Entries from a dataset
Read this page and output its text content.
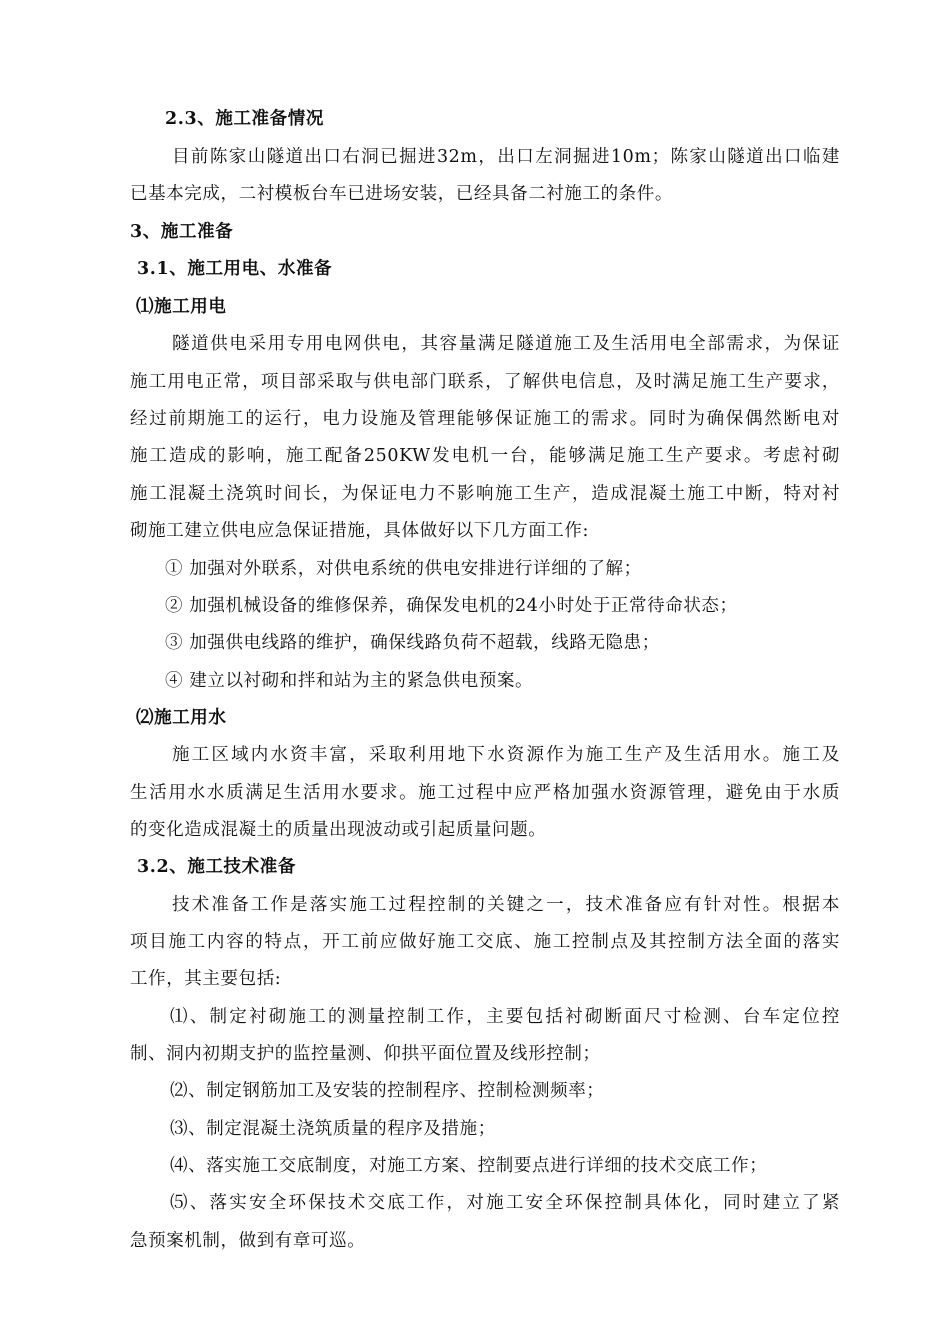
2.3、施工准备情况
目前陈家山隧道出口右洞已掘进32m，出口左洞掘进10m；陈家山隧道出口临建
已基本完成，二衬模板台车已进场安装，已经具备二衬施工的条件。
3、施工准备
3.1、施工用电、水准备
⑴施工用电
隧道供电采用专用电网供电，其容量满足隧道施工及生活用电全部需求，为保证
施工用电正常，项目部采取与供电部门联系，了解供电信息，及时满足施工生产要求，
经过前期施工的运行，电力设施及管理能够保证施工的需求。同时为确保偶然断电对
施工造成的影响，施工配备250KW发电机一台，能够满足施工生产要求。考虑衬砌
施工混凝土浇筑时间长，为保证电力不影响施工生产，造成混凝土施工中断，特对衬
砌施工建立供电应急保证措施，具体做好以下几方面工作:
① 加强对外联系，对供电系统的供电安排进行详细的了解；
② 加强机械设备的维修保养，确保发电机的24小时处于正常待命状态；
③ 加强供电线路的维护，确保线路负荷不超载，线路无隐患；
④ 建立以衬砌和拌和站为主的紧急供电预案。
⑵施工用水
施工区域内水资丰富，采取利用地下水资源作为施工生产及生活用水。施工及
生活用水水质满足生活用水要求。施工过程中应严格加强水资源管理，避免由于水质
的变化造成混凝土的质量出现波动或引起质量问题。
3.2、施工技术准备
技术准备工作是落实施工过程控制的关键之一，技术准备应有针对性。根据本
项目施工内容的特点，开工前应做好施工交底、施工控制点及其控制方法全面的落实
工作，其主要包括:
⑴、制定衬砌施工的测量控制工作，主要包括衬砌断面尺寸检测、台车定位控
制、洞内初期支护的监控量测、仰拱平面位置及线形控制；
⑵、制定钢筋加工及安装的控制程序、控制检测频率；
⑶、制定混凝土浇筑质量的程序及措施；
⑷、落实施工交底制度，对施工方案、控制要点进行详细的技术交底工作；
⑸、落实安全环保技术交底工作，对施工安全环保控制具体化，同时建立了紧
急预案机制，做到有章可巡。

The request: Without the pictures, write out the whole listing above exactly as it appears.

Answer for this exercise:
Read this page and output its text content.
2.3、施工准备情况
目前陈家山隧道出口右洞已掘进32m，出口左洞掘进10m；陈家山隧道出口临建
已基本完成，二衬模板台车已进场安装，已经具备二衬施工的条件。
3、施工准备
3.1、施工用电、水准备
⑴施工用电
隧道供电采用专用电网供电，其容量满足隧道施工及生活用电全部需求，为保证
施工用电正常，项目部采取与供电部门联系，了解供电信息，及时满足施工生产要求，
经过前期施工的运行，电力设施及管理能够保证施工的需求。同时为确保偶然断电对
施工造成的影响，施工配备250KW发电机一台，能够满足施工生产要求。考虑衬砌
施工混凝土浇筑时间长，为保证电力不影响施工生产，造成混凝土施工中断，特对衬
砌施工建立供电应急保证措施，具体做好以下几方面工作:
① 加强对外联系，对供电系统的供电安排进行详细的了解；
② 加强机械设备的维修保养，确保发电机的24小时处于正常待命状态；
③ 加强供电线路的维护，确保线路负荷不超载，线路无隐患；
④ 建立以衬砌和拌和站为主的紧急供电预案。
⑵施工用水
施工区域内水资丰富，采取利用地下水资源作为施工生产及生活用水。施工及
生活用水水质满足生活用水要求。施工过程中应严格加强水资源管理，避免由于水质
的变化造成混凝土的质量出现波动或引起质量问题。
3.2、施工技术准备
技术准备工作是落实施工过程控制的关键之一，技术准备应有针对性。根据本
项目施工内容的特点，开工前应做好施工交底、施工控制点及其控制方法全面的落实
工作，其主要包括:
⑴、制定衬砌施工的测量控制工作，主要包括衬砌断面尺寸检测、台车定位控
制、洞内初期支护的监控量测、仰拱平面位置及线形控制；
⑵、制定钢筋加工及安装的控制程序、控制检测频率；
⑶、制定混凝土浇筑质量的程序及措施；
⑷、落实施工交底制度，对施工方案、控制要点进行详细的技术交底工作；
⑸、落实安全环保技术交底工作，对施工安全环保控制具体化，同时建立了紧
急预案机制，做到有章可巡。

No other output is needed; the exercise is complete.